Whatever you do, do not tell Dan P. that we are all staying after because he will want to stay too and then we will all have to pretend to work until he leaves.  Also, do not fire until you see the whites of their eyes!

As can be said about most causes worth fighting for, the enemy may take our lives, but they'll never take our staplers!

May God bless you and may God bless this department.

Sincerely,

Lt. Col. J. Hrothgars
Nerf Battalion Commander, 102nd Plastic Toy Infantry


* * * * * * * * * * *  END OF TRANSMISSION  * * * * * * * * * * *


If it isn't otherwise obvious, I like Nerf weapons.

At all hours of the night, my friends Bobby C.Y. and Dustin and I used to run around Dustin's house in the dark and fire ping pong ball guns, soft-missile launchers, and Nerf dart weapons at each other.

Often times I wonder if I have ever had so much fun, either before or since.

There is an episode from the first series of the Britcom Spaced which attempts to capture the unbridled joy of a spontaneous simulated gunfight among friends, and I feel like there oddly may be something to this.

Short of taking a dart directly to the eye, Nerf weapons allow you to take some serious aggression out on your coworkers, friends, and loved ones and at the end of the day, (save for a few lost darts) there is no real harm done.  You may have a rug burn or two, or you may lose a button, but everyone walks away refreshed after at least a few good hearty fits of laughter.

If you have a small group, you can make teams or pick one person to hide or be a sniper or send one person on the lamb like in Logan's Run.  It is more fun to play indoors in a confined space with a generally open or circulating floor plan (which makes the office cube farm so much fun).

I like to pick-up spent ammo and whip it back at my opponents.  It's easy to grab a heavier piece of ammo by the tail and whip it like a throwing knife.  If you really wing it, you can get it to fly faster than any Nerf gun could ever sling it.  But for traditional Nerf warfare, the three weapons featured in the photos above are as good as any to lay the ground work for any upstart Nerf armory:

  • Nerf N-Strike Raider Rapid Fire CS-35 - this is a brand new Nerf weapon from the 2009 Toy Fair.  This weapon holds ammo similar to an old fashioned "tommy gun."  Unfortunately however, it's not an automatic but even still, this gun uses a simple pump-action and trigger to fire up to 35 (!!!) standard-size Nerf darts before you will need to reload.  From the looks of things, any right-handed shooter could also utilize the ammo magazine as a makeshift shield.  I think this design is likely to be the best Nerf gun yet, but we won't know for sure until we can get our hands on this little beaut when it will be made available for sale (Autumn 2009).
  • Nerf N-Strike Unity Power System Blaster - this multi-component system takes its lumps from certain critics for the very thing which I suggest is its best feature: the single-fire Nerf Missile projectile.  In my opinion, the missile is the perfect size and weight for a well timed and perfectly executed head-shot.  The resulting "bop" is sure to create the desired effect from anywhere within 10-12 feet.  In the dark, this can't be beat.  But if you should miss, remember that you have only a few meager needle darts to use for covering fire as you scamble past your target to retrieve your spent missile (which now more than likely lies across the room).
◆ ◆ ◆
● Short problem A
Determine whether each statement agrees with the Nerf weapons excerpt, answering yes or no and quoting the words of the excerpt that decide it. (i) The Raider Rapid Fire CS-35 fires automatically. (ii) The writer finds play more fun indoors in a confined space. (iii) The Raider Rapid Fire CS-35 was to go on sale in Autumn 2009.
◆ ◆ ◆
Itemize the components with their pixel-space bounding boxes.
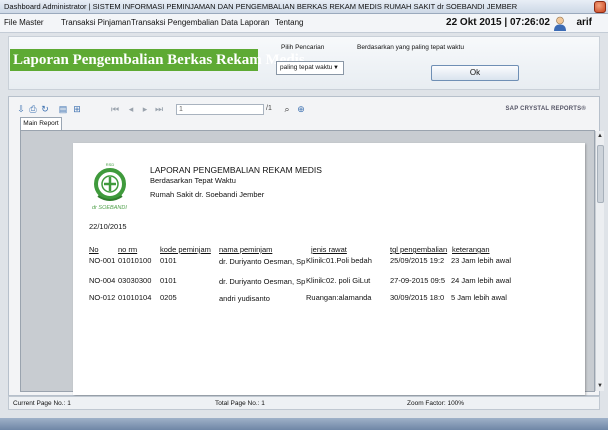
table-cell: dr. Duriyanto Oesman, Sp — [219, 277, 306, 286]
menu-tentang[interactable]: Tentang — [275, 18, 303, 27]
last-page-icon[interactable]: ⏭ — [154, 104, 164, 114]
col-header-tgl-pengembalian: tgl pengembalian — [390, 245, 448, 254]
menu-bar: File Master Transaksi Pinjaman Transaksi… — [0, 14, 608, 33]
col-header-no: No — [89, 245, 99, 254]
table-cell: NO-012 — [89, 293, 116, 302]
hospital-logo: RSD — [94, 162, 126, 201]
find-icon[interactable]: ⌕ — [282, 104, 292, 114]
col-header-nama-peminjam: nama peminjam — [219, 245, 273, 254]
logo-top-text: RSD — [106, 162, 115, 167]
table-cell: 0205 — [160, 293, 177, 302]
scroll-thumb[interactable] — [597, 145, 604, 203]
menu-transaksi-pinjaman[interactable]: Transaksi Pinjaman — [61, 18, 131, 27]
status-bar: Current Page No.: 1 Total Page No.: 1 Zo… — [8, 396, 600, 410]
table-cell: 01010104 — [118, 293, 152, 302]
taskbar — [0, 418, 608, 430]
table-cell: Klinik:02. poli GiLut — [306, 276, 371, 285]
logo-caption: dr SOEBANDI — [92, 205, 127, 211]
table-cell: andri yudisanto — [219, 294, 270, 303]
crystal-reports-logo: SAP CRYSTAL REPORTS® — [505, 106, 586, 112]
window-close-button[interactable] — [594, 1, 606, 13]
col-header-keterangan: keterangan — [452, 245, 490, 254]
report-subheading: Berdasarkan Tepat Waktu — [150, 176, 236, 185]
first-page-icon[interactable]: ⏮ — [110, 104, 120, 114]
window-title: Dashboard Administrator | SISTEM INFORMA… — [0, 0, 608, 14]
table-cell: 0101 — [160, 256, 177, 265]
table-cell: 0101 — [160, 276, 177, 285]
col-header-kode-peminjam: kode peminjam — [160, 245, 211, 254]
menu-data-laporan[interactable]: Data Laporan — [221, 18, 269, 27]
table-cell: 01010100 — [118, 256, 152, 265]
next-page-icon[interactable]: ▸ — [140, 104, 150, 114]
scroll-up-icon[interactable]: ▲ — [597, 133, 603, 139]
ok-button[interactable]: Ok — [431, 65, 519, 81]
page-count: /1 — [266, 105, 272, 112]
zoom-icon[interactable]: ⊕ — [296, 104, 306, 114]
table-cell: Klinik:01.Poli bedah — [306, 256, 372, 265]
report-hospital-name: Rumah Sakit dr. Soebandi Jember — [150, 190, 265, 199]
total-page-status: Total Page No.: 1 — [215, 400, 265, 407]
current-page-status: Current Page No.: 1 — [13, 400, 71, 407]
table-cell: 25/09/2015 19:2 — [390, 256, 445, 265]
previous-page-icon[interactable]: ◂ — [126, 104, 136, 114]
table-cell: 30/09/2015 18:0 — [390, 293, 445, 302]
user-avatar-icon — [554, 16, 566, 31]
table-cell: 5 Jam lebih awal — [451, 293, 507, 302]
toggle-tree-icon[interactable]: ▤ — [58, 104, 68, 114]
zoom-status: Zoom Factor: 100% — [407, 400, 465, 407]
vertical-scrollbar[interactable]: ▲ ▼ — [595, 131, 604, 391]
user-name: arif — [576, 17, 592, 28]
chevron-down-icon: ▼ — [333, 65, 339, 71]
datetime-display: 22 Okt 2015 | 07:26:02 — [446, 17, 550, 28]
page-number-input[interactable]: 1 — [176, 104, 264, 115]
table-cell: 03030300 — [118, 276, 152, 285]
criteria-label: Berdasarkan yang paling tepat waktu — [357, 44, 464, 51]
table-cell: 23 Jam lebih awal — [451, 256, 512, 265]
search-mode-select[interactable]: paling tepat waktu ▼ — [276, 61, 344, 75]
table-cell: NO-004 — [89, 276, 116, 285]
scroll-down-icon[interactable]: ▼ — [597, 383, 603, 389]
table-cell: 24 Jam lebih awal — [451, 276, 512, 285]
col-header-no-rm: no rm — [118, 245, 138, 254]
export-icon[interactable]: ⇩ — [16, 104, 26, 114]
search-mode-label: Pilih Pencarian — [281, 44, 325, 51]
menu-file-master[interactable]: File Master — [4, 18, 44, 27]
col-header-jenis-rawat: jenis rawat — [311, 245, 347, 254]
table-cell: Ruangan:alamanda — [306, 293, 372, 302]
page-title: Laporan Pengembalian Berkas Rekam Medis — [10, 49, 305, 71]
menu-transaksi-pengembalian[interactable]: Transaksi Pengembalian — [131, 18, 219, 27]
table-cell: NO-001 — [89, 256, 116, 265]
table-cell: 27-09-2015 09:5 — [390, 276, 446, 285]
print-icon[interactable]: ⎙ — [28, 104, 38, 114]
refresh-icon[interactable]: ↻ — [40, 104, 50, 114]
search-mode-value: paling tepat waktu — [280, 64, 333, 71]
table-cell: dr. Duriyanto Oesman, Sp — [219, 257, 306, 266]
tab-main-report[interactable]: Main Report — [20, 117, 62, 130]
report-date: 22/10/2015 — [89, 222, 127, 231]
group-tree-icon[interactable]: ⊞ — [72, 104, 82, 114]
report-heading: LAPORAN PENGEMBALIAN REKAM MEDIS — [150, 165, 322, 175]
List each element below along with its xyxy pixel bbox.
◆ ◆ ◆
● Short problem B
Lay out the lines of the records from the line with "table-cell: dr. Duriyanto Oesman, Sp — [219, 277, 306, 286]" to the line with "table-cell: 01010104 — [118, 293, 152, 302]", both included, as a JSON list of strings, one string per line.

● Task answer A
(i) No: "Unfortunately however, it's not an automatic"
(ii) Yes: "It is more fun to play indoors in a confined space with a generally open or circulating floor plan"
(iii) Yes: "when it will be made available for sale (Autumn 2009)"

● Task answer B
[
  "table-cell: dr. Duriyanto Oesman, Sp — [219, 277, 306, 286]",
  "menu-tentang[interactable]: Tentang — [275, 18, 303, 27]",
  "last-page-icon[interactable]: ⏭ — [154, 104, 164, 114]",
  "col-header-tgl-pengembalian: tgl pengembalian — [390, 245, 448, 254]",
  "menu-bar: File Master Transaksi Pinjaman Transaksi… — [0, 14, 608, 33]",
  "col-header-no: No — [89, 245, 99, 254]",
  "table-cell: NO-012 — [89, 293, 116, 302]",
  "hospital-logo: RSD — [94, 162, 126, 201]",
  "find-icon[interactable]: ⌕ — [282, 104, 292, 114]",
  "col-header-nama-peminjam: nama peminjam — [219, 245, 273, 254]",
  "logo-top-text: RSD — [106, 162, 115, 167]",
  "table-cell: 0205 — [160, 293, 177, 302]",
  "scroll-thumb[interactable] — [597, 145, 604, 203]",
  "menu-transaksi-pinjaman[interactable]: Transaksi Pinjaman — [61, 18, 131, 27]",
  "status-bar: Current Page No.: 1 Total Page No.: 1 Zo… — [8, 396, 600, 410]",
  "table-cell: 01010104 — [118, 293, 152, 302]"
]